Stated goal: Find the word "现场复试在山西艺术职业学院举行" in the listing; pull out each line holding it.

[Stored data entries]

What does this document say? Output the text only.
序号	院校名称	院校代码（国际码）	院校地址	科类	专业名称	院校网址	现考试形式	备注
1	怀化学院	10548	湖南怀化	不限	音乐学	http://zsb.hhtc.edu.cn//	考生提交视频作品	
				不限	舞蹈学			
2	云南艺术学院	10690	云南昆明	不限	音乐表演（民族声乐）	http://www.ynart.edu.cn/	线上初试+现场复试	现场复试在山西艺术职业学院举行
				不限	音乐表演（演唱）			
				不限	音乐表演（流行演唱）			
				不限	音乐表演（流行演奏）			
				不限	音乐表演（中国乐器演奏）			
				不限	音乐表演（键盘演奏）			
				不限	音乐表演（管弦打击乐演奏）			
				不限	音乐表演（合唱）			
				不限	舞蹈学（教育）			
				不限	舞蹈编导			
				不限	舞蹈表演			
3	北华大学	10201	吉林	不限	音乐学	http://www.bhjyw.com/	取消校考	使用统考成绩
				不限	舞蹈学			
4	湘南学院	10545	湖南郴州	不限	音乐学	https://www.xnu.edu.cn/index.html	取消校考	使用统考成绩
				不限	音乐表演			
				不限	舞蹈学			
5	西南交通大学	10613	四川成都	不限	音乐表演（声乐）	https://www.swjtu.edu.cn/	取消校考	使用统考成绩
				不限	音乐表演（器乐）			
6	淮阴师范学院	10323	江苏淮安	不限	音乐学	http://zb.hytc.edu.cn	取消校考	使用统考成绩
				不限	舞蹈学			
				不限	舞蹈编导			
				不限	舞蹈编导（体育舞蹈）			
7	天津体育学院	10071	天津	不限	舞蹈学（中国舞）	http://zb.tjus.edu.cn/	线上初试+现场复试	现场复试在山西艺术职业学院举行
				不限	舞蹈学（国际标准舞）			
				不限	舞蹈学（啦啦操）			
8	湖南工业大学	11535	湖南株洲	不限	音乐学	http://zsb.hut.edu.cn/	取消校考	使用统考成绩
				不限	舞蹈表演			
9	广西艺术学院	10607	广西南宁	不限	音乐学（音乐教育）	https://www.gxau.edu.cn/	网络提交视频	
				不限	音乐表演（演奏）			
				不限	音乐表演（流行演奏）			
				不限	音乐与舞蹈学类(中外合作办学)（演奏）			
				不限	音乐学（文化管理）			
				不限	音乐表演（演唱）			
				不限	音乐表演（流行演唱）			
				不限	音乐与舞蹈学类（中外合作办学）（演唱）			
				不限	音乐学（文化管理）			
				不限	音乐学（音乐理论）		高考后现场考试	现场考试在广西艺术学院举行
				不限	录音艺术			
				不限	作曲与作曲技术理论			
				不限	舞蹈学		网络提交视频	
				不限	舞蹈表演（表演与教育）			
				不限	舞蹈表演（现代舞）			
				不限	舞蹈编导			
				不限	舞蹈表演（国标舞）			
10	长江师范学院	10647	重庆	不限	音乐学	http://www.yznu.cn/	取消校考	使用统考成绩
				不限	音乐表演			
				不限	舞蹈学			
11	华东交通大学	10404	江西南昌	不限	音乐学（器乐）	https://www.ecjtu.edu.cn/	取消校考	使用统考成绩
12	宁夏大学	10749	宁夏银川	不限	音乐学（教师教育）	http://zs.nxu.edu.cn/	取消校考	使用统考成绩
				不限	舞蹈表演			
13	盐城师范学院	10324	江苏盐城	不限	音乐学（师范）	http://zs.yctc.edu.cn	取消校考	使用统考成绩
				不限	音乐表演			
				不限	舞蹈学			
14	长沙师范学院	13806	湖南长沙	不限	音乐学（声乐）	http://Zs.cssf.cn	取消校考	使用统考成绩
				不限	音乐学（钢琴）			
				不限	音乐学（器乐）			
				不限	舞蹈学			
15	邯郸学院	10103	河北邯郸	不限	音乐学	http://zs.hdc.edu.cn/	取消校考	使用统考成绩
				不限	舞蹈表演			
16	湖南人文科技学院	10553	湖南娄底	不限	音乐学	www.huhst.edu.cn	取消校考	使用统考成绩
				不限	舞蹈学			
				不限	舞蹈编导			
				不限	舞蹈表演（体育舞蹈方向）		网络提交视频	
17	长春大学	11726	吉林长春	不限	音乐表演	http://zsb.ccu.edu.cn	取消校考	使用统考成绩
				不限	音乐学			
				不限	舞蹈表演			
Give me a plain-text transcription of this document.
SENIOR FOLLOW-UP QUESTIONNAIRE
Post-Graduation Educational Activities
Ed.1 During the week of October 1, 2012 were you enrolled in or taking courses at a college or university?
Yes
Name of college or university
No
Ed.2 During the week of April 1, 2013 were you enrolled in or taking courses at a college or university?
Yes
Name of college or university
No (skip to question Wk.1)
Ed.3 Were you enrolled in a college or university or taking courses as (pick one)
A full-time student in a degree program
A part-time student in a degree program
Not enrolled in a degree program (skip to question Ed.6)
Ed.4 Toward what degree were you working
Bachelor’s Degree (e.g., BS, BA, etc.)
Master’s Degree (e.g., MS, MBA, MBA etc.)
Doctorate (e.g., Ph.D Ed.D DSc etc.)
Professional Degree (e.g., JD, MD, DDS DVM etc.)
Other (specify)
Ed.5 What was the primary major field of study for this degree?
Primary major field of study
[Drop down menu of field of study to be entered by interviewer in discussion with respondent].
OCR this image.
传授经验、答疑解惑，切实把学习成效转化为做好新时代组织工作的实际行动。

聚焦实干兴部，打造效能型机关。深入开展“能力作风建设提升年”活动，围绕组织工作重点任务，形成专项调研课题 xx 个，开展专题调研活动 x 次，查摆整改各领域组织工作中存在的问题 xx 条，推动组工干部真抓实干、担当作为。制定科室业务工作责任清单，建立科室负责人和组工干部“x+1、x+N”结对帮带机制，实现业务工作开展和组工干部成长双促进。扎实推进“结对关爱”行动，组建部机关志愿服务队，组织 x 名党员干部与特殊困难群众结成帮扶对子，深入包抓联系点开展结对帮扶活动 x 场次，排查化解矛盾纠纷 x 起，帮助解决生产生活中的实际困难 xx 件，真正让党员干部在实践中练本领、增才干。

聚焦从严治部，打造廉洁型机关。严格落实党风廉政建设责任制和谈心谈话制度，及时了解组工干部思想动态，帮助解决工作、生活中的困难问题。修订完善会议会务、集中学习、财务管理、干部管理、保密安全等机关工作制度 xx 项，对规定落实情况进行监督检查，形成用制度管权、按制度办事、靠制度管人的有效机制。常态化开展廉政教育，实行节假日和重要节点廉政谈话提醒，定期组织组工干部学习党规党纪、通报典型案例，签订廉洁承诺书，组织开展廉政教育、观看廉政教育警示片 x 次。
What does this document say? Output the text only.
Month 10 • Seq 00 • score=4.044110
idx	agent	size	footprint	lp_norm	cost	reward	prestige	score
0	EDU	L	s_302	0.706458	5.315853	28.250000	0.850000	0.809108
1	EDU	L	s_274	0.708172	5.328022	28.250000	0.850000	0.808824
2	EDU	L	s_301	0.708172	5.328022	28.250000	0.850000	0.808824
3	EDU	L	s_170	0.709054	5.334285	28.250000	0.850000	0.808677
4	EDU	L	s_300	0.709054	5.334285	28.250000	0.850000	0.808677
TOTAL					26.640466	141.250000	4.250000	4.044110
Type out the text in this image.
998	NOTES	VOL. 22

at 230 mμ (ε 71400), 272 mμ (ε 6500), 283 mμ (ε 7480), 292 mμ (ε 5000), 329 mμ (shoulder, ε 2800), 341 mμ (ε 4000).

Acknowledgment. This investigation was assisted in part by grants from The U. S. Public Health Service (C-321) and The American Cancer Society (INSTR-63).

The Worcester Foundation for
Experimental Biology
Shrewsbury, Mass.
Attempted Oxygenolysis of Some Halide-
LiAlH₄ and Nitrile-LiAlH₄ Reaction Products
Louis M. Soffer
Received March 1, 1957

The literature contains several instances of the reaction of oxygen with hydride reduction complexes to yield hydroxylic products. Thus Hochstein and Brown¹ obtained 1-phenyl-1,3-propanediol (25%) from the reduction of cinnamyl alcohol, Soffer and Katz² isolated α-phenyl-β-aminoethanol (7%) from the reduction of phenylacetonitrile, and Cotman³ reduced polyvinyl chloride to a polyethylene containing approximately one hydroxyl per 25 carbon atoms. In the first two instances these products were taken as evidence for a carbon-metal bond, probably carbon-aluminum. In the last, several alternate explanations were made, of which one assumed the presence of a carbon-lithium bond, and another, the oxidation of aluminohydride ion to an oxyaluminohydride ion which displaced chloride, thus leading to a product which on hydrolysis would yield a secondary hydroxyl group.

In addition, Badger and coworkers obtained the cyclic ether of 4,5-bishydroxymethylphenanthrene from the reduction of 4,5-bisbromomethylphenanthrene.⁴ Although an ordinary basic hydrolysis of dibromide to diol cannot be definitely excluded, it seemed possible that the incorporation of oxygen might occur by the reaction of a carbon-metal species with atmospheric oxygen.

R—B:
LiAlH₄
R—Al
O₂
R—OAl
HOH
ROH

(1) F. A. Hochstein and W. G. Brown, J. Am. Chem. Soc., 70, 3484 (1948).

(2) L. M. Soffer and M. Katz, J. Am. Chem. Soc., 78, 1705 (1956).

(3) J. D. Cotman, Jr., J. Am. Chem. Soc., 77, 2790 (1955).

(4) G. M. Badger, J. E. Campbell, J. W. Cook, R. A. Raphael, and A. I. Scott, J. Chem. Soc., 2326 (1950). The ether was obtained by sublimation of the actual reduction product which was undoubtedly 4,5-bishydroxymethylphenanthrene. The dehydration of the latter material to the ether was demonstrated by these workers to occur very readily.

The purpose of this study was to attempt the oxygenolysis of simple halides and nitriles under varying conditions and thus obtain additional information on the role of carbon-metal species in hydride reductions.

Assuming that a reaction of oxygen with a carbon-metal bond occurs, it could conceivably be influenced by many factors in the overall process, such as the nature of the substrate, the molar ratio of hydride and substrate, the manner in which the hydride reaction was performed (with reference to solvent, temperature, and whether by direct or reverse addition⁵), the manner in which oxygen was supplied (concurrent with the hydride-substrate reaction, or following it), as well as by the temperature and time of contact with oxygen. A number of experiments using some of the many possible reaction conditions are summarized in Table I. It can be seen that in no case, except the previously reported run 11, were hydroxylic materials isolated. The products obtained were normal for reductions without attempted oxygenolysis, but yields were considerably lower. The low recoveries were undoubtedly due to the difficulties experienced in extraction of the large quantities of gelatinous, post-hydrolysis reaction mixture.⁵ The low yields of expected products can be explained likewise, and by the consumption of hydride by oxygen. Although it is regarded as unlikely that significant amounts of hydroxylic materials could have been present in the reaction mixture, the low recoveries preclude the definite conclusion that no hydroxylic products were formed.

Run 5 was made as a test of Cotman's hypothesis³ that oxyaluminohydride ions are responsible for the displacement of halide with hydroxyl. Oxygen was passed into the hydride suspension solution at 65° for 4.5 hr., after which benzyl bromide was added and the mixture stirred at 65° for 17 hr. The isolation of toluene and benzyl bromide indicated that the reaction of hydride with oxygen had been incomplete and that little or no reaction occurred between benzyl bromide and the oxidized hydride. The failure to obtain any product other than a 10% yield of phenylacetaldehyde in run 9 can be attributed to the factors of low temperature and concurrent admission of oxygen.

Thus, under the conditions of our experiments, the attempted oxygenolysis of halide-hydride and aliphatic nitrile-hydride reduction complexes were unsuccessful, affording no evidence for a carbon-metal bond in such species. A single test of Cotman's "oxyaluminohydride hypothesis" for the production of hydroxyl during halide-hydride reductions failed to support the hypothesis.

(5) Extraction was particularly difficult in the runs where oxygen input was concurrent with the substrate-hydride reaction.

Finished exercise:
2	云南艺术学院	10690	云南昆明	不限	音乐表演（民族声乐）	http://www.ynart.edu.cn/	线上初试+现场复试	现场复试在山西艺术职业学院举行
7	天津体育学院	10071	天津	不限	舞蹈学（中国舞）	http://zb.tjus.edu.cn/	线上初试+现场复试	现场复试在山西艺术职业学院举行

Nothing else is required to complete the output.